● **Goal**: In the records from the line with "Localize each UI" to the line with "theme-option[interactable]: Button ✓ Mint-Y-Legacy-Darker-Sand", rename "theme-option" to "theme-tile" and leave everything else unchanged. Return only those lines, and omit the picture.

● **Dataset**:
******************************
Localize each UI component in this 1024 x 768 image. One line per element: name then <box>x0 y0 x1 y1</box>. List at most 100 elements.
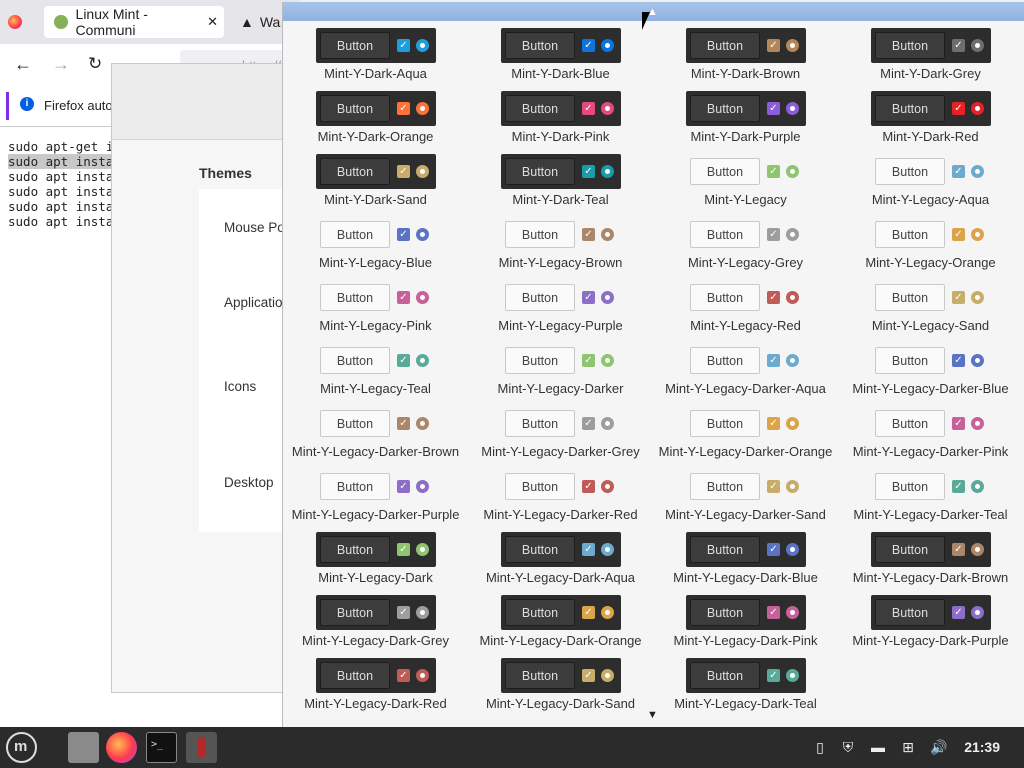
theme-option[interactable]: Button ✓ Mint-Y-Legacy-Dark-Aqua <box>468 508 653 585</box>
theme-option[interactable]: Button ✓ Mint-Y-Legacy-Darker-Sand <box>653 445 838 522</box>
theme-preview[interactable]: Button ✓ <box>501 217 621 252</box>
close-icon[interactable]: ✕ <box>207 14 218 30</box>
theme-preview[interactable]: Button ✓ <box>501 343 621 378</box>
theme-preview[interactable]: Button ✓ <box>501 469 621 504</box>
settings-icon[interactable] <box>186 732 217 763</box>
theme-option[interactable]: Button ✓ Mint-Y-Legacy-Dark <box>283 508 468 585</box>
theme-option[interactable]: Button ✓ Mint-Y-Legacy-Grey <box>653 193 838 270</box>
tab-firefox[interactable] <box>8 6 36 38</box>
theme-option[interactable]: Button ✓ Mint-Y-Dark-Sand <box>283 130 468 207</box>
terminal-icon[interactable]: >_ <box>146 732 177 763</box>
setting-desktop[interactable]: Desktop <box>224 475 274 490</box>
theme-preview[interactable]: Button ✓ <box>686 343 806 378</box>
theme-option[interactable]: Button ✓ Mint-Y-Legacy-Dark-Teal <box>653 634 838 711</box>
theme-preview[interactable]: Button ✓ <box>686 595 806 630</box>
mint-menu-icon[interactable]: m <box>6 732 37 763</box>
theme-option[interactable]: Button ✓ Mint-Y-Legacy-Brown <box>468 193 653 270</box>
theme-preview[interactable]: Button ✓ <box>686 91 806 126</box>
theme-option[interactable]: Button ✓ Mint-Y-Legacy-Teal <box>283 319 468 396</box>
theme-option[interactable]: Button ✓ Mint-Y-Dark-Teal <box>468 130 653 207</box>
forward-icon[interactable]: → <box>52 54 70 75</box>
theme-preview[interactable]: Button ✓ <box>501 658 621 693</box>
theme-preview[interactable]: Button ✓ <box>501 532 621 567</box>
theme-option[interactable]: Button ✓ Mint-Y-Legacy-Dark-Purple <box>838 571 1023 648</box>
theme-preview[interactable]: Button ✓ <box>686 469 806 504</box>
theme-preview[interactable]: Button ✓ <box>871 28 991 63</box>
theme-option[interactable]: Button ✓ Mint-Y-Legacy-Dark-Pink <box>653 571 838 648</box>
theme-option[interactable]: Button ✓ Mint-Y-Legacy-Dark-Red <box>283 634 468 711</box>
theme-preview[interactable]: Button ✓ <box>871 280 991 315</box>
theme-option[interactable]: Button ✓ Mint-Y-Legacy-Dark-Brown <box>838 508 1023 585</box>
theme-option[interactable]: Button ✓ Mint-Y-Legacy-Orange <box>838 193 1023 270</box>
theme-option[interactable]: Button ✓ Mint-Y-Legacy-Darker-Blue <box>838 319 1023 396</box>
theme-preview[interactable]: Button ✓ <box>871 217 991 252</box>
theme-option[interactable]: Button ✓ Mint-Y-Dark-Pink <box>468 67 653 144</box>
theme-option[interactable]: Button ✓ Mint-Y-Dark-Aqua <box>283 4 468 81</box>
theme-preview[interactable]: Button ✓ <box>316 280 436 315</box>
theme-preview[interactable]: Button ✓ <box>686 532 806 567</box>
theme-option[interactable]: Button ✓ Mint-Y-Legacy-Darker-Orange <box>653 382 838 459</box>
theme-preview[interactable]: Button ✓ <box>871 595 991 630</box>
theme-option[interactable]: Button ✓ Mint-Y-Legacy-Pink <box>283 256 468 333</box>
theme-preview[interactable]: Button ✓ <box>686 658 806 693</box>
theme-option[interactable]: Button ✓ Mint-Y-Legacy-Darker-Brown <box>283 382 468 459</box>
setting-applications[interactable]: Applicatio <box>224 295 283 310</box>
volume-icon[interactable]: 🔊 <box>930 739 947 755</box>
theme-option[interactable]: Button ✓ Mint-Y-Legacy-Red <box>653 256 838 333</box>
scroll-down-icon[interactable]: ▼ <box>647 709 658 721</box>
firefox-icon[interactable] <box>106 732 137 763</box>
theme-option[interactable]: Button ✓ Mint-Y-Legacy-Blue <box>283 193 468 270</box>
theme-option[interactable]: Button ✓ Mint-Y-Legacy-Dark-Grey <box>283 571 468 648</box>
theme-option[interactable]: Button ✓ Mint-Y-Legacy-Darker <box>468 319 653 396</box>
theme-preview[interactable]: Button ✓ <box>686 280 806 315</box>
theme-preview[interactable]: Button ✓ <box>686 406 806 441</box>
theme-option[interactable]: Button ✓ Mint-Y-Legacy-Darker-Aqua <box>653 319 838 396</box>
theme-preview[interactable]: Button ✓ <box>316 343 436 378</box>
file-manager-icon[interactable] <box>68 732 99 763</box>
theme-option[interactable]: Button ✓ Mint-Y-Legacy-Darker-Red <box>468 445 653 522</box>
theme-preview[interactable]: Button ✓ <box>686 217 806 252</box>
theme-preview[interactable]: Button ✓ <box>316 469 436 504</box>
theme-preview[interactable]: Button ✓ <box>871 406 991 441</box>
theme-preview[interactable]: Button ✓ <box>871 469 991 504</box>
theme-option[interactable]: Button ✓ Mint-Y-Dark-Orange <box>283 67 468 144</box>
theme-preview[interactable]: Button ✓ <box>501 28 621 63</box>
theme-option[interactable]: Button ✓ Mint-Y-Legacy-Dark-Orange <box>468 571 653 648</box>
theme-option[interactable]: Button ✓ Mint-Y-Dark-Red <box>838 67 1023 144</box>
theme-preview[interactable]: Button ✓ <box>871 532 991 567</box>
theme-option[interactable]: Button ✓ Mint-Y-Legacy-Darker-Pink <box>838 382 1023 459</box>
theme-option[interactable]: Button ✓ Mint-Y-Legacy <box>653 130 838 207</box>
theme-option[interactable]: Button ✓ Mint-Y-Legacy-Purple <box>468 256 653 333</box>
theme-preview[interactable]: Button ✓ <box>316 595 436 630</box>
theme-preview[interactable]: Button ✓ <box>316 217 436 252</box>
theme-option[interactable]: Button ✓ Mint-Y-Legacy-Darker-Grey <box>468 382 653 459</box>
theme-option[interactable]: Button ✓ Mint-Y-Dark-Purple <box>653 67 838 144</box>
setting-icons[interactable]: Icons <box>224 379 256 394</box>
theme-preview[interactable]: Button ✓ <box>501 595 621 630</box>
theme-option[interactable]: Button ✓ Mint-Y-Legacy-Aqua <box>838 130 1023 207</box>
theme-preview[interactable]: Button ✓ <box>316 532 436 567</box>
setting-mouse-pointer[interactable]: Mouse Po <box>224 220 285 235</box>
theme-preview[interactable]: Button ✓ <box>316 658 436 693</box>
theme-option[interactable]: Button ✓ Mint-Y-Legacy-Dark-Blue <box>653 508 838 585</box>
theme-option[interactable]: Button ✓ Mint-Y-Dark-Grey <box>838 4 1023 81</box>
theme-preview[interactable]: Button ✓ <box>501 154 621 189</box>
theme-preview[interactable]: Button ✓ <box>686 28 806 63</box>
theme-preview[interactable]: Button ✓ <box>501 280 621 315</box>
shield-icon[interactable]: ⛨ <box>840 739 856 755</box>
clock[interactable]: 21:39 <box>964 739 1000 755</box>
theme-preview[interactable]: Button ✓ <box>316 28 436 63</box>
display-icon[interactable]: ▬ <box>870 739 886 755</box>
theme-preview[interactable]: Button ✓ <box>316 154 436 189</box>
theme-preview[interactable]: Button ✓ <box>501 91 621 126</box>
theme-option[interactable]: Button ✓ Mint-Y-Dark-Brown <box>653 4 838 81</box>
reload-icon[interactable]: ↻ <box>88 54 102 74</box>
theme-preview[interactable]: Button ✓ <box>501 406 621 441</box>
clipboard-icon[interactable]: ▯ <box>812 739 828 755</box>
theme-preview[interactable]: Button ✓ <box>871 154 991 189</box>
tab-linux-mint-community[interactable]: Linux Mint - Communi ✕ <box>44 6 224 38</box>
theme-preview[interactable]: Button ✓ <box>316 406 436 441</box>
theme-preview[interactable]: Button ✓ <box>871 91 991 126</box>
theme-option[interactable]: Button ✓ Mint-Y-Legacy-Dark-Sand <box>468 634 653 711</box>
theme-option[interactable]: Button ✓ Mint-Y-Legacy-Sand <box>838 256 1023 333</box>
******************************
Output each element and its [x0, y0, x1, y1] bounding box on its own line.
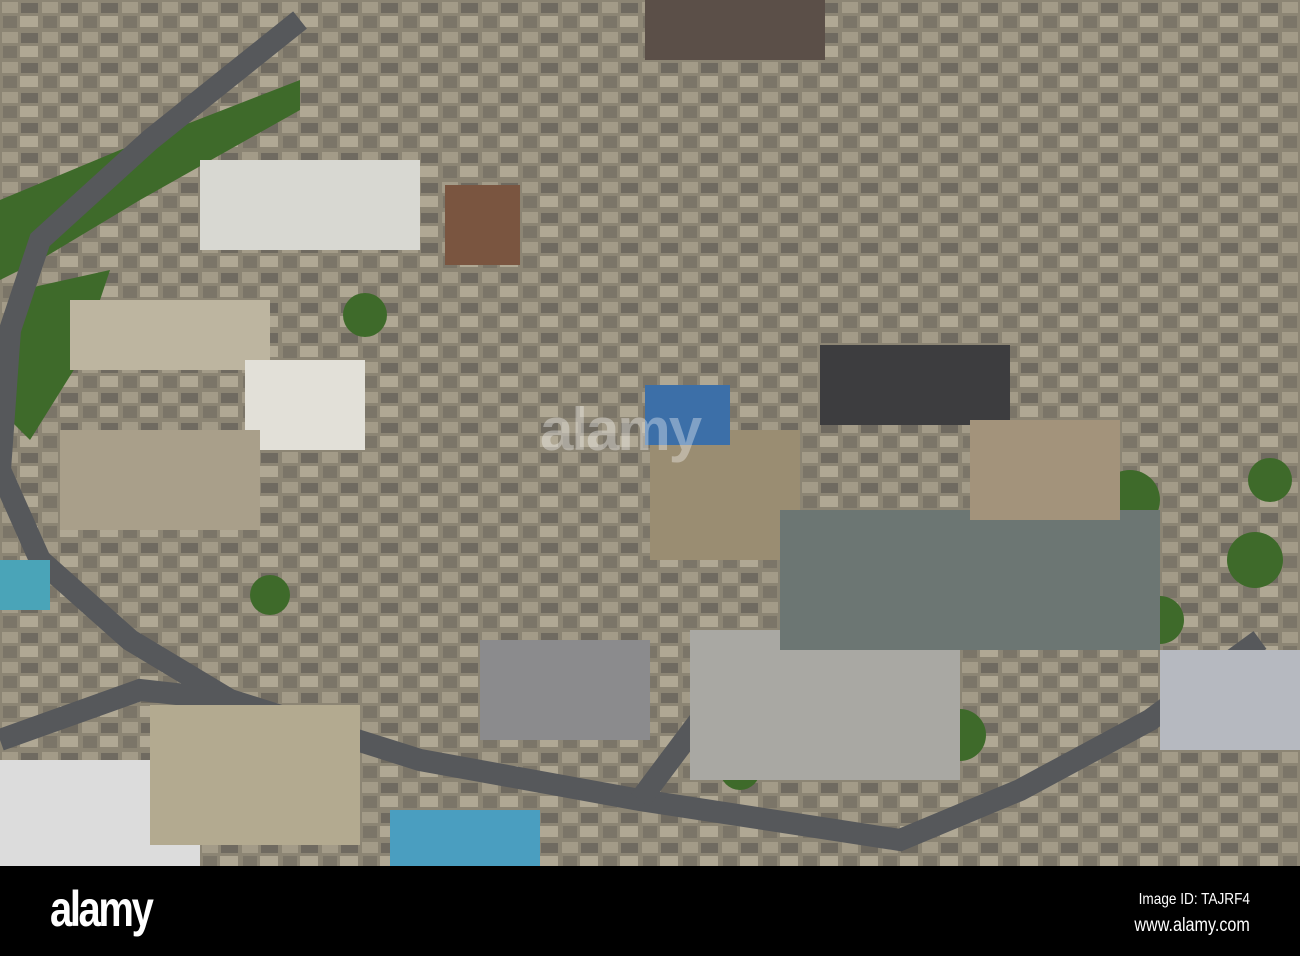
******************************
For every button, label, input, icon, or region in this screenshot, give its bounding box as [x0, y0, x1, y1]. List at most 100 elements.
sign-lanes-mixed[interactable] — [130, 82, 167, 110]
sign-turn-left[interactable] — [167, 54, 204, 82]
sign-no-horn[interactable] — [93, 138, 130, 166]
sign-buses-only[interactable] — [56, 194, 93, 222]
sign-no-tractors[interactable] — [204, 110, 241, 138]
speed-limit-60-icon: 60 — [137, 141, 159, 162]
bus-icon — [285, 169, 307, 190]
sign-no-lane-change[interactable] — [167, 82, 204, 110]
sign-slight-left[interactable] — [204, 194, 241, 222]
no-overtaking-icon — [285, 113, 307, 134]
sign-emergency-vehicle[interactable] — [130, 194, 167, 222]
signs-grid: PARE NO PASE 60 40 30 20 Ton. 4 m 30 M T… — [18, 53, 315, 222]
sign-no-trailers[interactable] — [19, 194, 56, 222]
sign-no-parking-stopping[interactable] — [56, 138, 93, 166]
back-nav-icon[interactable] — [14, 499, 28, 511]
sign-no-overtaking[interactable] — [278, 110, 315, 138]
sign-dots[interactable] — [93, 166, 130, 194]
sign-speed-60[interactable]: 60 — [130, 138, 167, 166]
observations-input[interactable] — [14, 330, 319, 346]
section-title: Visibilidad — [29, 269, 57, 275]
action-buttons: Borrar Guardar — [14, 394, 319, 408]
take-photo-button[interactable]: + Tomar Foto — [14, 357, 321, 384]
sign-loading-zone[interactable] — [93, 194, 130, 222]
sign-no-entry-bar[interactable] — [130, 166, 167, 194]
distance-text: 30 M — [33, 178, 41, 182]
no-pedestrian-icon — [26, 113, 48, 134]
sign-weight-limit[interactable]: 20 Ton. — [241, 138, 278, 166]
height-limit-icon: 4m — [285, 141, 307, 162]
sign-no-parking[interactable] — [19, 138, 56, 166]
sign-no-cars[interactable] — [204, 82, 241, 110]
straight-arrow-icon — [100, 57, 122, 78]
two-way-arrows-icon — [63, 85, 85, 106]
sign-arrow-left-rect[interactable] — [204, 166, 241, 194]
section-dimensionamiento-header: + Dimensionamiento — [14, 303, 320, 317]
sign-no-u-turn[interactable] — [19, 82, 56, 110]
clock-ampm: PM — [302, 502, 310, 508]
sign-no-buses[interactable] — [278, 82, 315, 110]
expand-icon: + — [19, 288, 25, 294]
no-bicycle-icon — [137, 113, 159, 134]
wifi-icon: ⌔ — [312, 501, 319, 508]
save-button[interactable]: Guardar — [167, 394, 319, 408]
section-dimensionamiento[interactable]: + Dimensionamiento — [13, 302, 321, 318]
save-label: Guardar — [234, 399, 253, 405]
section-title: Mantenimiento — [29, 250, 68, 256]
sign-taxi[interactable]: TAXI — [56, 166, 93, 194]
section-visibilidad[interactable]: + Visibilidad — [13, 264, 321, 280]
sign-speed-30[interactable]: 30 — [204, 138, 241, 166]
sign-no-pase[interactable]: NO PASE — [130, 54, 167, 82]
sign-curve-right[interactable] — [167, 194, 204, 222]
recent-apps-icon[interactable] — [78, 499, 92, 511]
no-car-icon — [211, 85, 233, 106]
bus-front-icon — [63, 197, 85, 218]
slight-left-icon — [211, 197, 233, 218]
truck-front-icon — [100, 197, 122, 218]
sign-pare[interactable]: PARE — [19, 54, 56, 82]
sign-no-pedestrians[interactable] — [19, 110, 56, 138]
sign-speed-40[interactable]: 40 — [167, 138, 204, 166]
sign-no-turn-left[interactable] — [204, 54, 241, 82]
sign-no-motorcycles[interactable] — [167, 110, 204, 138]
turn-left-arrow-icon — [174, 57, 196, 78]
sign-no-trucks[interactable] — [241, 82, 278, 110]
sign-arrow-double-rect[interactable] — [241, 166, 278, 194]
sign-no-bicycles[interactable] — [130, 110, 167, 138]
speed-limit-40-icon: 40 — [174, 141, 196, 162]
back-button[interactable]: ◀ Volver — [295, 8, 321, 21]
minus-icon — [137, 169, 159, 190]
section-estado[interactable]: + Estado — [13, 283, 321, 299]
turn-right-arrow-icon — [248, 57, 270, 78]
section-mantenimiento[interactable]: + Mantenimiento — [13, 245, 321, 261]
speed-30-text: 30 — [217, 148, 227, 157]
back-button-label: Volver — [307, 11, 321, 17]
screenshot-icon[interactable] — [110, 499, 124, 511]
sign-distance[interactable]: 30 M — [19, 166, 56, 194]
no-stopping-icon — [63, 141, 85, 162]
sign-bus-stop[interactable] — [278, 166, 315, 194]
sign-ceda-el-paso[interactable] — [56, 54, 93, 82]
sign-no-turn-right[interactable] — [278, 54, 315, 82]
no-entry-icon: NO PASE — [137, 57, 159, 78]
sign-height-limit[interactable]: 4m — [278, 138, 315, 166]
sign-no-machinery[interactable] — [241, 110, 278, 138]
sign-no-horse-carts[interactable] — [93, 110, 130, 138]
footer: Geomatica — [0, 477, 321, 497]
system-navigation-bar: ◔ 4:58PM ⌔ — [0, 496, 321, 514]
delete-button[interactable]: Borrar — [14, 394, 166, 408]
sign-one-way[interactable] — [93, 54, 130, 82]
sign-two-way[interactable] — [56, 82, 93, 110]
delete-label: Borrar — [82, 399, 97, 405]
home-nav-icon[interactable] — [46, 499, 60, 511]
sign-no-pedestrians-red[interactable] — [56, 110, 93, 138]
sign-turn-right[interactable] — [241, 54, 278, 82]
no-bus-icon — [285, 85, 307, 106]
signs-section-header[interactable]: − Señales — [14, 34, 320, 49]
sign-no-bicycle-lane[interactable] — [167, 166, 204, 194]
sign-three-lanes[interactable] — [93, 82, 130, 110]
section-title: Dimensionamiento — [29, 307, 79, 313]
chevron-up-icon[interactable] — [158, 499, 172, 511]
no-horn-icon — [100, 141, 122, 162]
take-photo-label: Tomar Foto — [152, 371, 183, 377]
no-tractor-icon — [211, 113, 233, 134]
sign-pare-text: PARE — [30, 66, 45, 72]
******************************
● **Result below**:
Localize each UI component in this 1024 x 768 image. One line per element: name then <box>x0 y0 x1 y1</box>. List at most 100 elements.
theme-tile[interactable]: Button ✓ Mint-Y-Legacy-Dark-Aqua <box>468 508 653 585</box>
theme-tile[interactable]: Button ✓ Mint-Y-Legacy-Darker-Sand <box>653 445 838 522</box>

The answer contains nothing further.